[What you have to do]
Find the string "panel" in the records. Copy every line it appears in.

[Provided records]
○ ○ ○ ○
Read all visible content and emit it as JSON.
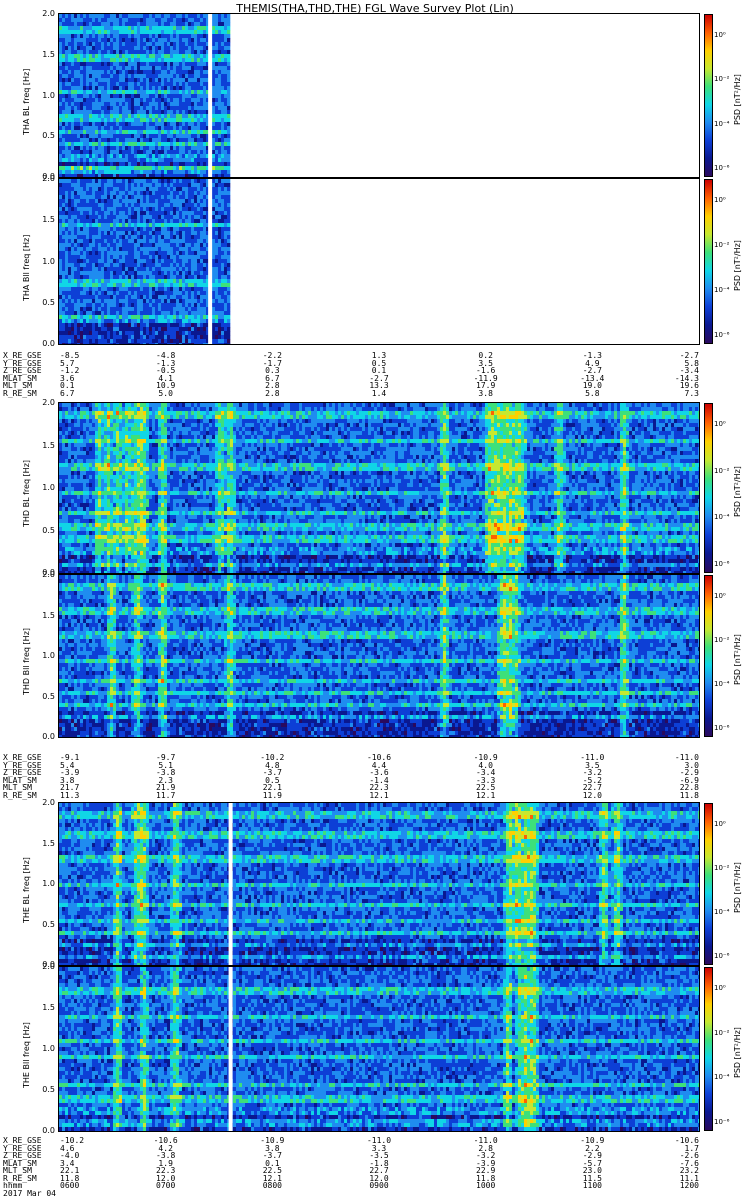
{
  "title": "THEMIS(THA,THD,THE) FGL Wave Survey Plot (Lin)",
  "colorbar": {
    "label": "PSD [nT²/Hz]",
    "ticks": [
      "10⁰",
      "10⁻²",
      "10⁻⁴",
      "10⁻⁶"
    ],
    "colors": [
      "#2a0a5e",
      "#0a1890",
      "#0d3fd6",
      "#1f8cf0",
      "#10d6e6",
      "#3de07a",
      "#c6e830",
      "#ffd000",
      "#ff6000",
      "#cc0000"
    ]
  },
  "chart_data": [
    {
      "type": "heatmap",
      "panel": "THA_BL",
      "ylabel": "THA BL",
      "yunit": "freq [Hz]",
      "ylim": [
        0.0,
        2.0
      ],
      "yticks": [
        "0.0",
        "0.5",
        "1.0",
        "1.5",
        "2.0"
      ],
      "data_extent": [
        0,
        0.265
      ],
      "gap": 0.233,
      "bands": [
        0.08,
        0.12,
        0.2,
        0.26,
        0.4,
        0.55,
        0.7,
        0.75,
        1.05,
        1.45,
        1.8
      ],
      "hot_columns": []
    },
    {
      "type": "heatmap",
      "panel": "THA_Bll",
      "ylabel": "THA Bll",
      "yunit": "freq [Hz]",
      "ylim": [
        0.0,
        2.0
      ],
      "yticks": [
        "0.0",
        "0.5",
        "1.0",
        "1.5",
        "2.0"
      ],
      "data_extent": [
        0,
        0.265
      ],
      "gap": 0.233,
      "bands": [
        0.3,
        0.75,
        1.45
      ],
      "hot_columns": []
    },
    {
      "type": "heatmap",
      "panel": "THD_BL",
      "ylabel": "THD BL",
      "yunit": "freq [Hz]",
      "ylim": [
        0.0,
        2.0
      ],
      "yticks": [
        "0.0",
        "0.5",
        "1.0",
        "1.5",
        "2.0"
      ],
      "data_extent": [
        0,
        1.0
      ],
      "gap": null,
      "bands": [
        0.1,
        0.25,
        0.4,
        0.55,
        0.7,
        0.95,
        1.25,
        1.55,
        1.85
      ],
      "hot_columns": [
        0.06,
        0.075,
        0.09,
        0.105,
        0.12,
        0.13,
        0.16,
        0.25,
        0.265,
        0.6,
        0.67,
        0.68,
        0.69,
        0.7,
        0.71,
        0.72,
        0.78,
        0.88
      ]
    },
    {
      "type": "heatmap",
      "panel": "THD_Bll",
      "ylabel": "THD Bll",
      "yunit": "freq [Hz]",
      "ylim": [
        0.0,
        2.0
      ],
      "yticks": [
        "0.0",
        "0.5",
        "1.0",
        "1.5",
        "2.0"
      ],
      "data_extent": [
        0,
        1.0
      ],
      "gap": null,
      "bands": [
        0.25,
        0.4,
        0.55,
        0.7,
        0.95,
        1.25,
        1.55,
        1.85
      ],
      "hot_columns": [
        0.08,
        0.12,
        0.16,
        0.265,
        0.6,
        0.69,
        0.7,
        0.71,
        0.88
      ]
    },
    {
      "type": "heatmap",
      "panel": "THE_BL",
      "ylabel": "THE BL",
      "yunit": "freq [Hz]",
      "ylim": [
        0.0,
        2.0
      ],
      "yticks": [
        "0.0",
        "0.5",
        "1.0",
        "1.5",
        "2.0"
      ],
      "data_extent": [
        0,
        1.0
      ],
      "gap": 0.265,
      "bands": [
        0.1,
        0.25,
        0.4,
        0.55,
        0.75,
        1.0,
        1.3,
        1.6,
        1.85
      ],
      "hot_columns": [
        0.09,
        0.12,
        0.13,
        0.18,
        0.7,
        0.71,
        0.72,
        0.73,
        0.74,
        0.85,
        0.87
      ]
    },
    {
      "type": "heatmap",
      "panel": "THE_Bll",
      "ylabel": "THE Bll",
      "yunit": "freq [Hz]",
      "ylim": [
        0.0,
        2.0
      ],
      "yticks": [
        "0.0",
        "0.5",
        "1.0",
        "1.5",
        "2.0"
      ],
      "data_extent": [
        0,
        1.0
      ],
      "gap": 0.265,
      "bands": [
        0.1,
        0.25,
        0.4,
        0.55,
        0.9,
        1.1,
        1.4,
        1.7
      ],
      "hot_columns": [
        0.09,
        0.13,
        0.18,
        0.7,
        0.72,
        0.73,
        0.74
      ]
    }
  ],
  "ephemeris": [
    {
      "id": "tha",
      "rows": [
        {
          "label": "X_RE_GSE",
          "values": [
            "-8.5",
            "-4.8",
            "-2.2",
            "1.3",
            "0.2",
            "-1.3",
            "-2.7"
          ]
        },
        {
          "label": "Y_RE_GSE",
          "values": [
            "5.7",
            "-1.3",
            "-1.7",
            "0.5",
            "3.5",
            "4.9",
            "5.8"
          ]
        },
        {
          "label": "Z_RE_GSE",
          "values": [
            "-1.2",
            "-0.5",
            "0.3",
            "0.1",
            "-1.6",
            "-2.7",
            "-3.4"
          ]
        },
        {
          "label": "MLAT_SM",
          "values": [
            "3.6",
            "4.1",
            "6.7",
            "-2.7",
            "-11.9",
            "-13.4",
            "-14.3"
          ]
        },
        {
          "label": "MLT_SM",
          "values": [
            "0.1",
            "10.9",
            "2.8",
            "13.3",
            "17.9",
            "19.0",
            "19.6"
          ]
        },
        {
          "label": "R_RE_SM",
          "values": [
            "6.7",
            "5.0",
            "2.8",
            "1.4",
            "3.8",
            "5.8",
            "7.3"
          ]
        }
      ]
    },
    {
      "id": "thd",
      "rows": [
        {
          "label": "X_RE_GSE",
          "values": [
            "-9.1",
            "-9.7",
            "-10.2",
            "-10.6",
            "-10.9",
            "-11.0",
            "-11.0"
          ]
        },
        {
          "label": "Y_RE_GSE",
          "values": [
            "5.4",
            "5.1",
            "4.8",
            "4.4",
            "4.0",
            "3.5",
            "3.0"
          ]
        },
        {
          "label": "Z_RE_GSE",
          "values": [
            "-3.9",
            "-3.8",
            "-3.7",
            "-3.6",
            "-3.4",
            "-3.2",
            "-2.9"
          ]
        },
        {
          "label": "MLAT_SM",
          "values": [
            "3.8",
            "2.3",
            "0.5",
            "-1.4",
            "-3.3",
            "-5.2",
            "-6.9"
          ]
        },
        {
          "label": "MLT_SM",
          "values": [
            "21.7",
            "21.9",
            "22.1",
            "22.3",
            "22.5",
            "22.7",
            "22.8"
          ]
        },
        {
          "label": "R_RE_SM",
          "values": [
            "11.3",
            "11.7",
            "11.9",
            "12.1",
            "12.1",
            "12.0",
            "11.8"
          ]
        }
      ]
    },
    {
      "id": "the",
      "rows": [
        {
          "label": "X_RE_GSE",
          "values": [
            "-10.2",
            "-10.6",
            "-10.9",
            "-11.0",
            "-11.0",
            "-10.9",
            "-10.6"
          ]
        },
        {
          "label": "Y_RE_GSE",
          "values": [
            "4.6",
            "4.2",
            "3.8",
            "3.3",
            "2.8",
            "2.2",
            "1.7"
          ]
        },
        {
          "label": "Z_RE_GSE",
          "values": [
            "-4.0",
            "-3.8",
            "-3.7",
            "-3.5",
            "-3.2",
            "-2.9",
            "-2.6"
          ]
        },
        {
          "label": "MLAT_SM",
          "values": [
            "3.4",
            "1.9",
            "0.1",
            "-1.8",
            "-3.9",
            "-5.7",
            "-7.6"
          ]
        },
        {
          "label": "MLT_SM",
          "values": [
            "22.1",
            "22.3",
            "22.5",
            "22.7",
            "22.9",
            "23.0",
            "23.2"
          ]
        },
        {
          "label": "R_RE_SM",
          "values": [
            "11.8",
            "12.0",
            "12.1",
            "12.0",
            "11.8",
            "11.5",
            "11.1"
          ]
        },
        {
          "label": "hhmm",
          "values": [
            "0600",
            "0700",
            "0800",
            "0900",
            "1000",
            "1100",
            "1200"
          ]
        }
      ]
    }
  ],
  "date_label": "2017 Mar 04"
}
○ ○ ○ ○
[Solution to the exercise]
      "panel": "THA_BL",
      "panel": "THA_Bll",
      "panel": "THD_BL",
      "panel": "THD_Bll",
      "panel": "THE_BL",
      "panel": "THE_Bll",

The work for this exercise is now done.